TASK TO COMPLETE
Every record should be written out exactly, with the pictures left out.

PROVIDED INFORMATION

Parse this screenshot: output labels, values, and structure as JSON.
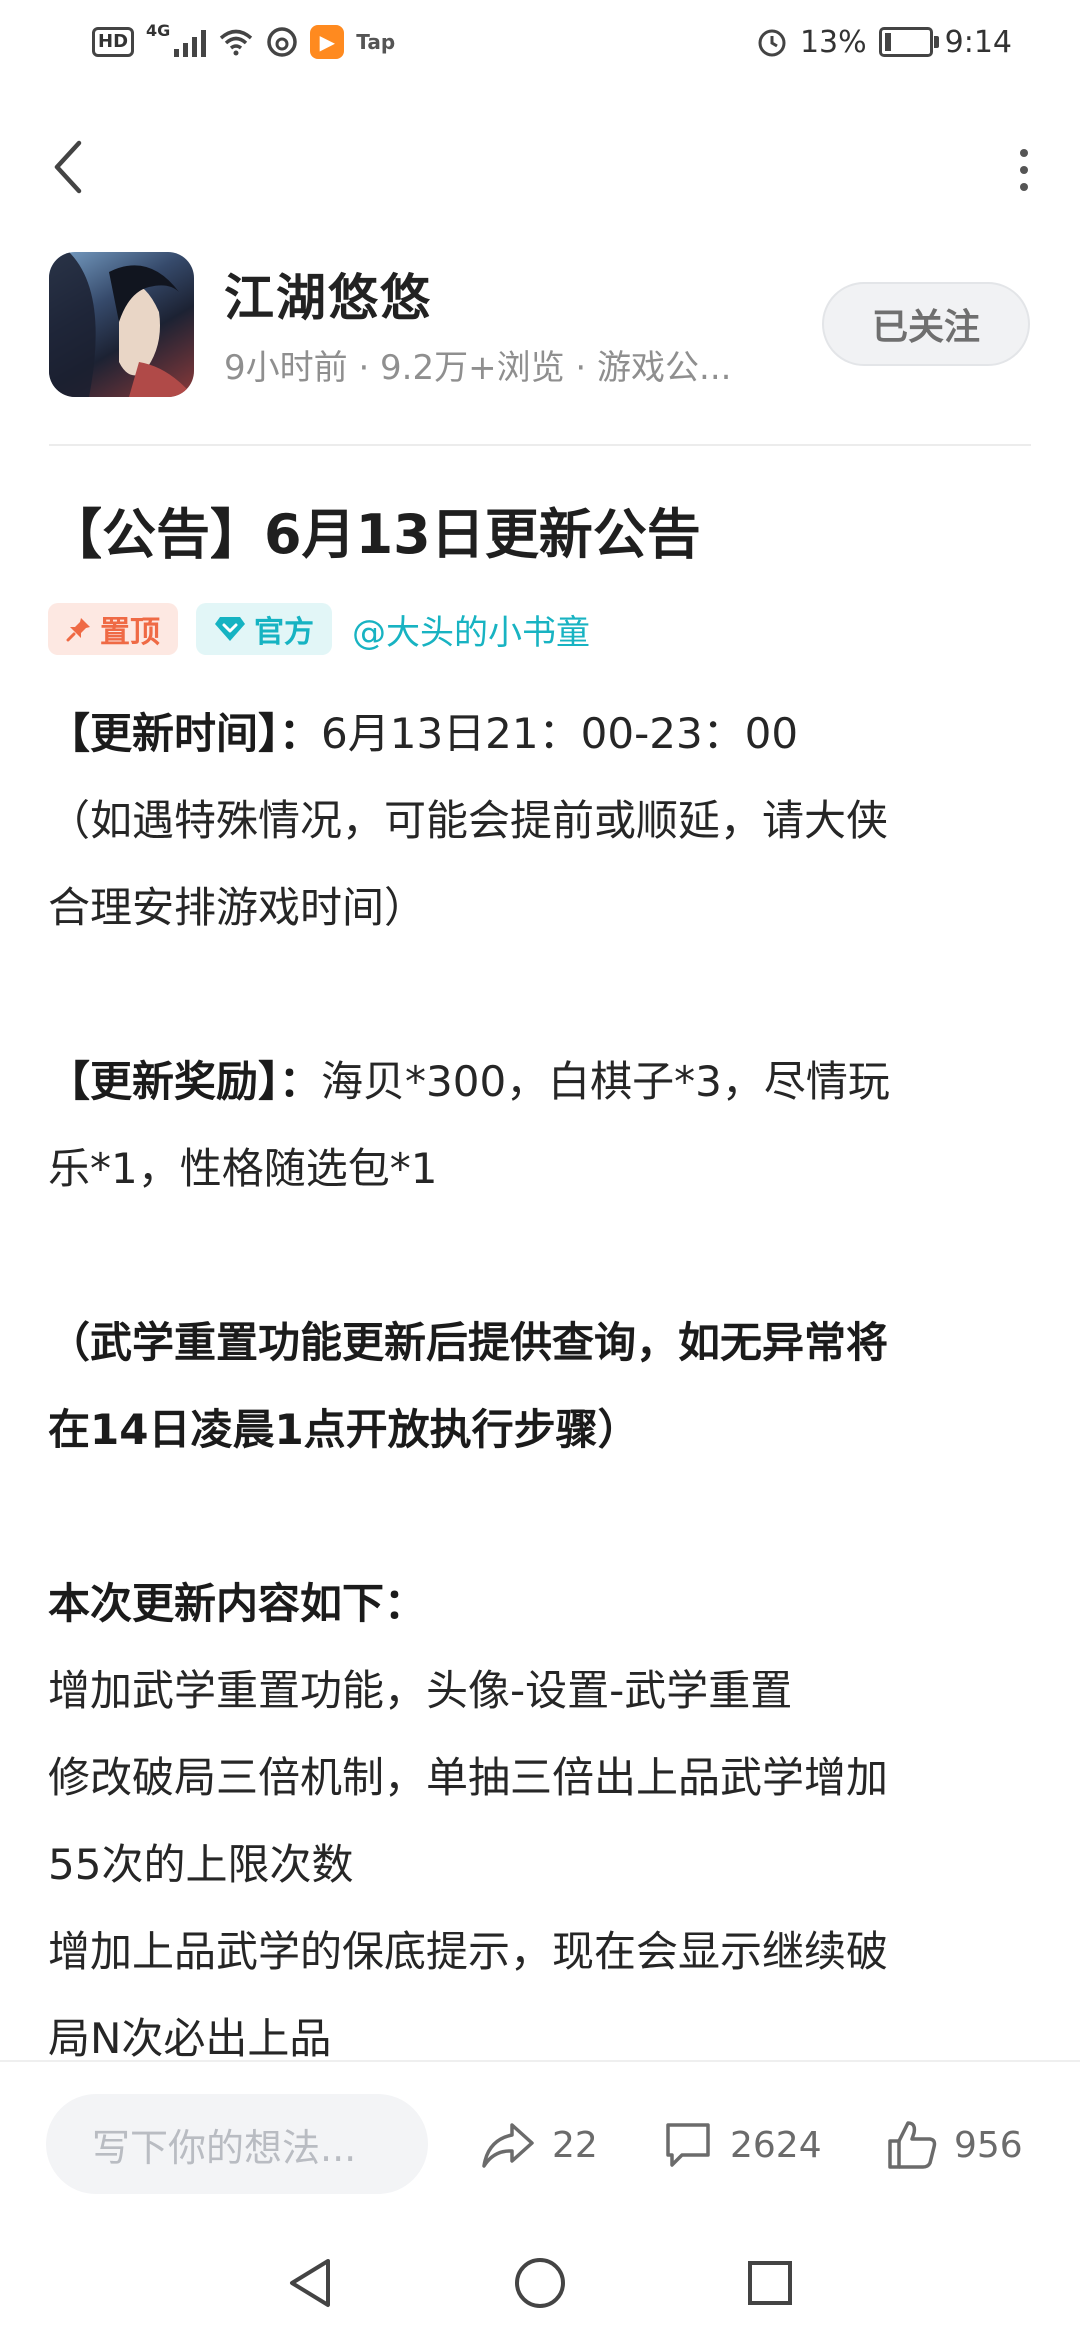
{
  "status_bar": {
    "hd": "HD",
    "network": "4G",
    "tap_label": "Tap",
    "battery": "13%",
    "time": "9:14"
  },
  "header": {
    "author_name": "江湖悠悠",
    "meta": "9小时前 · 9.2万+浏览 · 游戏公...",
    "follow_label": "已关注"
  },
  "article": {
    "title": "【公告】6月13日更新公告",
    "tags": {
      "pinned": "置顶",
      "official": "官方",
      "author": "@大头的小书童"
    },
    "update_time_label": "【更新时间】：",
    "update_time_value": "6月13日21：00-23：00",
    "notice_line1": "（如遇特殊情况，可能会提前或顺延，请大侠",
    "notice_line2": "合理安排游戏时间）",
    "reward_label": "【更新奖励】：",
    "reward_value_line1": "海贝*300，白棋子*3，尽情玩",
    "reward_value_line2": "乐*1，性格随选包*1",
    "bold_notice_line1": "（武学重置功能更新后提供查询，如无异常将",
    "bold_notice_line2": "在14日凌晨1点开放执行步骤）",
    "content_heading": "本次更新内容如下：",
    "content_line1": "增加武学重置功能，头像-设置-武学重置",
    "content_line2": "修改破局三倍机制，单抽三倍出上品武学增加",
    "content_line3": "55次的上限次数",
    "content_line4": "增加上品武学的保底提示，现在会显示继续破",
    "content_line5": "局N次必出上品"
  },
  "bottom_bar": {
    "comment_placeholder": "写下你的想法...",
    "share_count": "22",
    "comment_count": "2624",
    "like_count": "956"
  },
  "icons": {
    "back": "back-arrow-icon",
    "more": "more-vertical-icon",
    "pin": "pin-icon",
    "official": "diamond-heart-icon",
    "share": "share-icon",
    "comment": "comment-icon",
    "like": "thumbs-up-icon"
  },
  "colors": {
    "accent_teal": "#16b3c2",
    "pin_orange": "#ef6a45",
    "text_dark": "#1f1f1f",
    "meta_gray": "#8f8f8f"
  }
}
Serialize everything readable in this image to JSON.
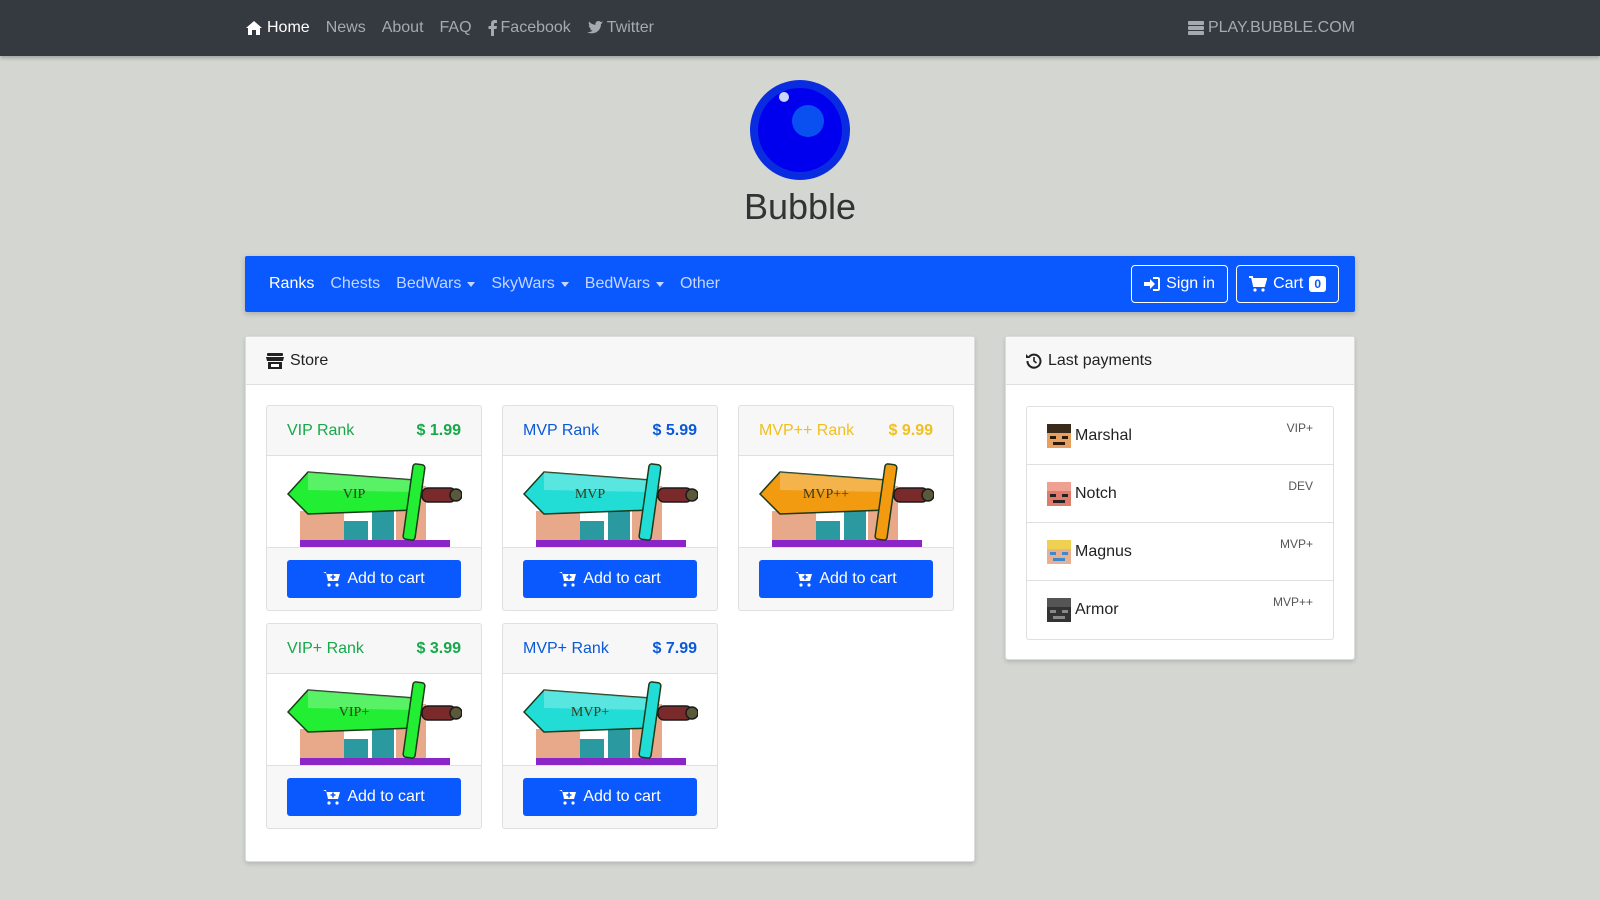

OUTPUT OF THE EXERCISE
Parse this screenshot: output labels, values, and structure as JSON.
{
  "status_bar": {
    "hd": "HD",
    "network": "4G",
    "tap_label": "Tap",
    "battery": "13%",
    "time": "9:14"
  },
  "header": {
    "author_name": "江湖悠悠",
    "meta": "9小时前 · 9.2万+浏览 · 游戏公...",
    "follow_label": "已关注"
  },
  "article": {
    "title": "【公告】6月13日更新公告",
    "tags": {
      "pinned": "置顶",
      "official": "官方",
      "author": "@大头的小书童"
    },
    "update_time_label": "【更新时间】：",
    "update_time_value": "6月13日21：00-23：00",
    "notice_line1": "（如遇特殊情况，可能会提前或顺延，请大侠",
    "notice_line2": "合理安排游戏时间）",
    "reward_label": "【更新奖励】：",
    "reward_value_line1": "海贝*300，白棋子*3，尽情玩",
    "reward_value_line2": "乐*1，性格随选包*1",
    "bold_notice_line1": "（武学重置功能更新后提供查询，如无异常将",
    "bold_notice_line2": "在14日凌晨1点开放执行步骤）",
    "content_heading": "本次更新内容如下：",
    "content_line1": "增加武学重置功能，头像-设置-武学重置",
    "content_line2": "修改破局三倍机制，单抽三倍出上品武学增加",
    "content_line3": "55次的上限次数",
    "content_line4": "增加上品武学的保底提示，现在会显示继续破",
    "content_line5": "局N次必出上品"
  },
  "bottom_bar": {
    "comment_placeholder": "写下你的想法...",
    "share_count": "22",
    "comment_count": "2624",
    "like_count": "956"
  },
  "icons": {
    "back": "back-arrow-icon",
    "more": "more-vertical-icon",
    "pin": "pin-icon",
    "official": "diamond-heart-icon",
    "share": "share-icon",
    "comment": "comment-icon",
    "like": "thumbs-up-icon"
  },
  "colors": {
    "accent_teal": "#16b3c2",
    "pin_orange": "#ef6a45",
    "text_dark": "#1f1f1f",
    "meta_gray": "#8f8f8f"
  }
}
Serialize everything readable in this image to JSON.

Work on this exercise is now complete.